Dataset records:
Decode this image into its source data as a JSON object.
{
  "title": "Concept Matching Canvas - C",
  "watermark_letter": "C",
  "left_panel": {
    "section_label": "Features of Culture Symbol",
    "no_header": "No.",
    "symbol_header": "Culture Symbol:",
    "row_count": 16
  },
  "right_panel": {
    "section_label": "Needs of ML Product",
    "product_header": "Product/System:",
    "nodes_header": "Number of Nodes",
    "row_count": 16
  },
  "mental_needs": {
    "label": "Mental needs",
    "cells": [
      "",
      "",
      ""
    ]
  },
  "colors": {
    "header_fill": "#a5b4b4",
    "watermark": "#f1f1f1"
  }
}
...
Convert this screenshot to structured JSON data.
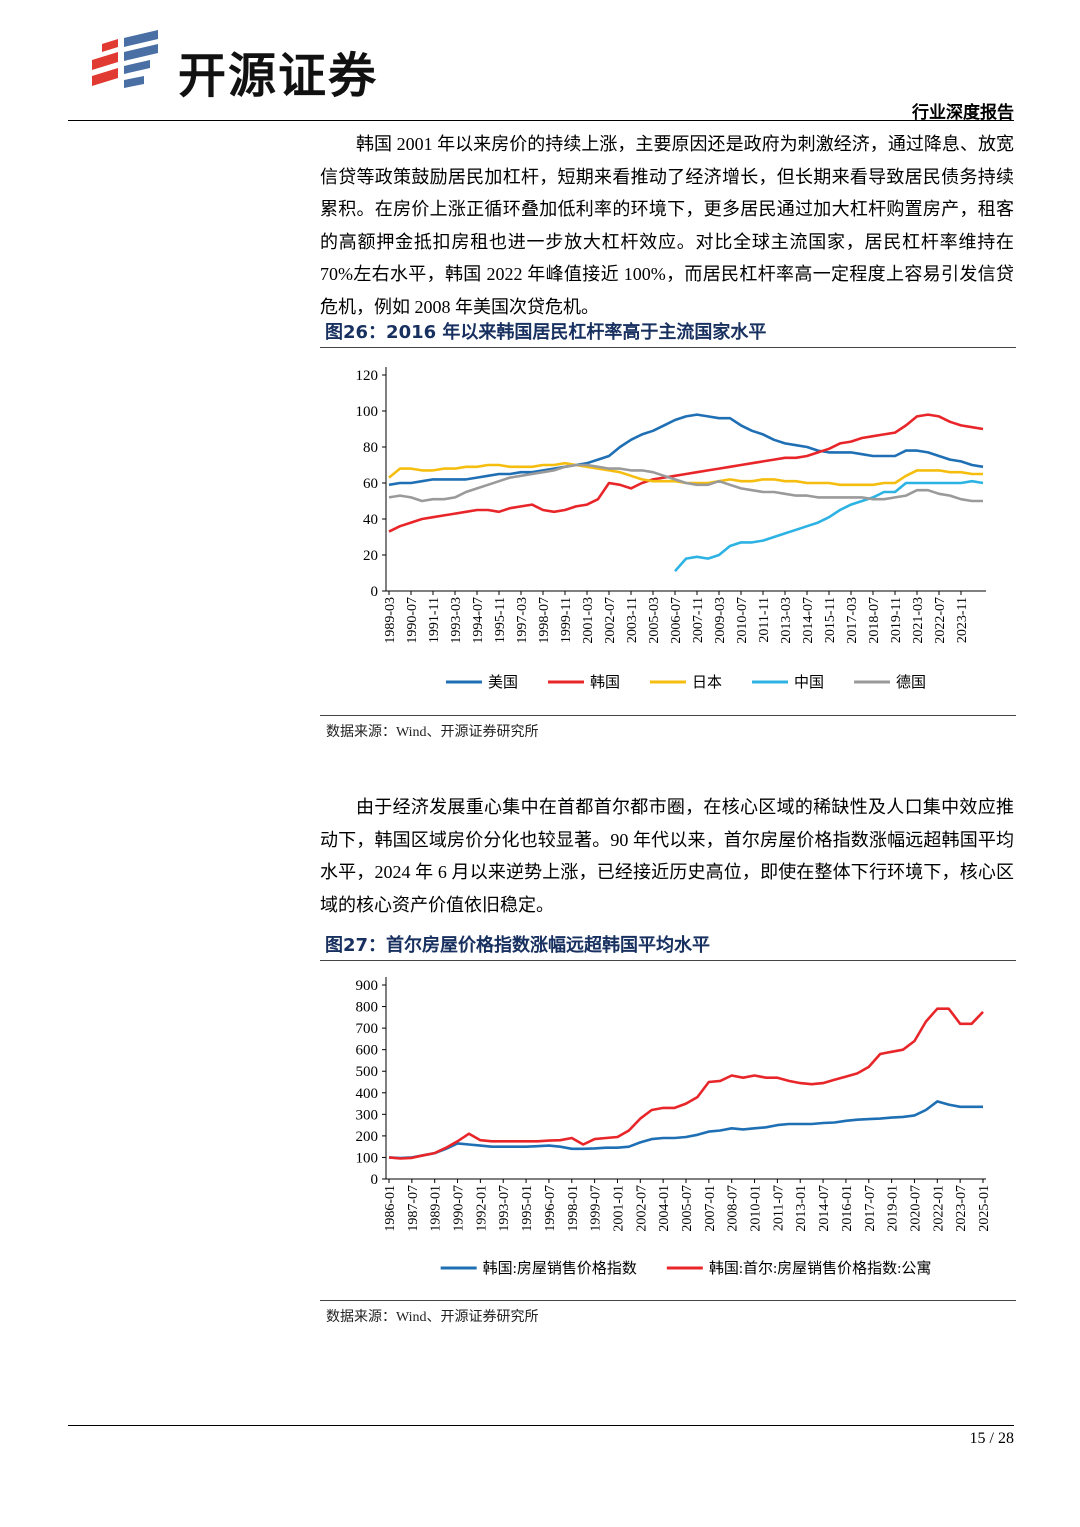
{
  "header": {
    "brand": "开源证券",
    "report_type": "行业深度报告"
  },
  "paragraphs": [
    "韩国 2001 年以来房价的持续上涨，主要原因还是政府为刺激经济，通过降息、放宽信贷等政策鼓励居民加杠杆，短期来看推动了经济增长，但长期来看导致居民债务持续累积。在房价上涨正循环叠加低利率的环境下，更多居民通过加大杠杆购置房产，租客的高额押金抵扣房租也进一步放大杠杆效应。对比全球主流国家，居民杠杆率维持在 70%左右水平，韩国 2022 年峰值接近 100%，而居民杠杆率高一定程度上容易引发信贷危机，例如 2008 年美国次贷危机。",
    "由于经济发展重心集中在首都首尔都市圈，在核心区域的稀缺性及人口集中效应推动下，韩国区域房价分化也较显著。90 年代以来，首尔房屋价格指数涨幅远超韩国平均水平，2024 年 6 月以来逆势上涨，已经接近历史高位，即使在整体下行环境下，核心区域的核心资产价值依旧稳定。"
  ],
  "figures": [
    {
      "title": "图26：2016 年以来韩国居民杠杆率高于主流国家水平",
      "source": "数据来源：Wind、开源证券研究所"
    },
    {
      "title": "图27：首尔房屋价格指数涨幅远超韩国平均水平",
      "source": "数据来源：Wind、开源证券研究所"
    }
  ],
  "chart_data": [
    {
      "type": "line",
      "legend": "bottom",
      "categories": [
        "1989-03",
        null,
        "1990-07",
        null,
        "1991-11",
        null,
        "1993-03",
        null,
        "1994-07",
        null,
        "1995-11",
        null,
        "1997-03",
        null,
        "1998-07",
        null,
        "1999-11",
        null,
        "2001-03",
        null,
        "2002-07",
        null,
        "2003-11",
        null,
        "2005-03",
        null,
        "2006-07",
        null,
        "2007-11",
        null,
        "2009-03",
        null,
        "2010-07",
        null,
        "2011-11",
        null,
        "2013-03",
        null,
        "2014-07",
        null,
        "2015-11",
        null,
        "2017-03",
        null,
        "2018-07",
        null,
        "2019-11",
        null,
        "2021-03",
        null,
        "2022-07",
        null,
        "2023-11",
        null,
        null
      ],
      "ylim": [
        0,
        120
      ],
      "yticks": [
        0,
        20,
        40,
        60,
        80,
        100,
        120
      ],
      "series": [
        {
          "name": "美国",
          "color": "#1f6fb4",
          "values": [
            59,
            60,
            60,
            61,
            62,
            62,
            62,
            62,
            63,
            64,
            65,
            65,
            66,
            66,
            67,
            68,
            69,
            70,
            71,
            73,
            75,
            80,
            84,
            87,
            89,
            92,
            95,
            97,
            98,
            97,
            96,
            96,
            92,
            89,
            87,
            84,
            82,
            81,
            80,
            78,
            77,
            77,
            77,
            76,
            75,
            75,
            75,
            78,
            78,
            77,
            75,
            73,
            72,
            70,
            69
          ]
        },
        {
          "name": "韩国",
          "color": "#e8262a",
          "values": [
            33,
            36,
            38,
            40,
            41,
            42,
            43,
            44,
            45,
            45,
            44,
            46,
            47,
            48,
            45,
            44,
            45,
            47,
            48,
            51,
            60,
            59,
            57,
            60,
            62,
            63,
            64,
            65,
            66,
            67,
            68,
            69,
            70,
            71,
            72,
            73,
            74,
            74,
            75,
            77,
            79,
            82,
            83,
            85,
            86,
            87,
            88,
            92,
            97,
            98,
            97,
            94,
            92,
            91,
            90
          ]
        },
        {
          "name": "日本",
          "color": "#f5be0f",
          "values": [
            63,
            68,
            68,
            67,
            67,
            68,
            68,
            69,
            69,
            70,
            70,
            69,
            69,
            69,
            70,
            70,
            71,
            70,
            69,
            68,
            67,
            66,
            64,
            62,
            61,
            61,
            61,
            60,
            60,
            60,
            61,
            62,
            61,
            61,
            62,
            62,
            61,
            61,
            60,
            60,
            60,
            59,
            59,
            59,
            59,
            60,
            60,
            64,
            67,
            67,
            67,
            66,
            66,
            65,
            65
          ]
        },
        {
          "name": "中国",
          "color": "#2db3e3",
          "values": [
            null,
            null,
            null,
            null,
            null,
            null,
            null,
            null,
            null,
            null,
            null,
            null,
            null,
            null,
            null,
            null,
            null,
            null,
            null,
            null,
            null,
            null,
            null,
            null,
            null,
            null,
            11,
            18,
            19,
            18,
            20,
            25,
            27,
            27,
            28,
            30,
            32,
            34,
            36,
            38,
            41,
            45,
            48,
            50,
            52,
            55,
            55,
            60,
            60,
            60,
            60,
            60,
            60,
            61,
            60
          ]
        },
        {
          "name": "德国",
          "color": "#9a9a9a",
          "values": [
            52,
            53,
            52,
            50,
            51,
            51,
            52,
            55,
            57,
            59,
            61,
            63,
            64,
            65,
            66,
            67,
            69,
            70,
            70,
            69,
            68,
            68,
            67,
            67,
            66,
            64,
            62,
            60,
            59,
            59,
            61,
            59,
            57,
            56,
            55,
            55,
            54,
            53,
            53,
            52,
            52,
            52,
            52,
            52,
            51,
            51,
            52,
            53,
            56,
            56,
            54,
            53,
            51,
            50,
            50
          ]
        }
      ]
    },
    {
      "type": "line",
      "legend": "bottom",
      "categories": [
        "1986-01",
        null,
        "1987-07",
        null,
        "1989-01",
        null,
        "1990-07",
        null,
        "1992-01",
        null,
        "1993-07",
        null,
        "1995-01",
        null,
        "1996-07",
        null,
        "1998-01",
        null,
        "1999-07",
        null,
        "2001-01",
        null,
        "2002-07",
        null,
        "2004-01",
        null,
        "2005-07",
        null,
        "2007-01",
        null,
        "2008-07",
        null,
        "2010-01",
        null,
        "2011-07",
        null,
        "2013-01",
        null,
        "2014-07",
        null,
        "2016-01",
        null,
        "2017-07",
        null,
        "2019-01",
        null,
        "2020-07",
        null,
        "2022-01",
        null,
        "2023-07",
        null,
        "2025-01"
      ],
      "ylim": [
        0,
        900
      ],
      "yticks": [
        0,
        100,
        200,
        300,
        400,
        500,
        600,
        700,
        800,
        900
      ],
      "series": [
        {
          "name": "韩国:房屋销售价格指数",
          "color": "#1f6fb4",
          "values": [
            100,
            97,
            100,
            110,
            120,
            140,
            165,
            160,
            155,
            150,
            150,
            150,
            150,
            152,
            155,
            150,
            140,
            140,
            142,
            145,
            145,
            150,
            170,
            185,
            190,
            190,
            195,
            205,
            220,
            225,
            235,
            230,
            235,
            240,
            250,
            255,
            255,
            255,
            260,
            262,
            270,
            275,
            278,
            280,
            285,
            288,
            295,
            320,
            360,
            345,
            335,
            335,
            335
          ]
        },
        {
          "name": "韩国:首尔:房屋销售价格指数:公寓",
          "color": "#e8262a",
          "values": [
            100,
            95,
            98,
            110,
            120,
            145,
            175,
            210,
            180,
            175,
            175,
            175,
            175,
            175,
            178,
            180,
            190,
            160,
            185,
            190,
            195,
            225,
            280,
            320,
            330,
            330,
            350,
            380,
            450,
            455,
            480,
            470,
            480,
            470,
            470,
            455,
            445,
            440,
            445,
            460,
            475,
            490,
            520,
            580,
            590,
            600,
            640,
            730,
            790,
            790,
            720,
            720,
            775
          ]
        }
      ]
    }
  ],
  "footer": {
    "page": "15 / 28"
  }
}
---
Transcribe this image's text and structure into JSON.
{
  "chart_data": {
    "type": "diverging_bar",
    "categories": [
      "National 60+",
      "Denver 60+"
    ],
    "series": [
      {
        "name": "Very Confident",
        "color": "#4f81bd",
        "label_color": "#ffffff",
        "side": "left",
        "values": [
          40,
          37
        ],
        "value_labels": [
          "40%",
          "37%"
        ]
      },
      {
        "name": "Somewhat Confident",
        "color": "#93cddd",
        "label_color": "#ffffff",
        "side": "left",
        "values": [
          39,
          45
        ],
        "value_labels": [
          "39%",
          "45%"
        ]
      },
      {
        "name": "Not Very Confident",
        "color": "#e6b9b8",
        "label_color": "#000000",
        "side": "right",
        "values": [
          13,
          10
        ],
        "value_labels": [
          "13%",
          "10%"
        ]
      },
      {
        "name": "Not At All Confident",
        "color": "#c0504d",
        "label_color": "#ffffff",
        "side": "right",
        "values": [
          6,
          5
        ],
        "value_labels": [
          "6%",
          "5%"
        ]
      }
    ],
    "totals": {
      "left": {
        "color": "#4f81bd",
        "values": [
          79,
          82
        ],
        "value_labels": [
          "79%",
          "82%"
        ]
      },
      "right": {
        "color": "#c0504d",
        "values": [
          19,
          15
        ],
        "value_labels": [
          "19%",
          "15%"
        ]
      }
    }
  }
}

The task: Copy all lines from the listing that contain "this".

Response to the exercise:
Decode this image into its source data as a JSON object.
Convert this screenshot to structured JSON data.
Transcribe this image's text and structure into JSON.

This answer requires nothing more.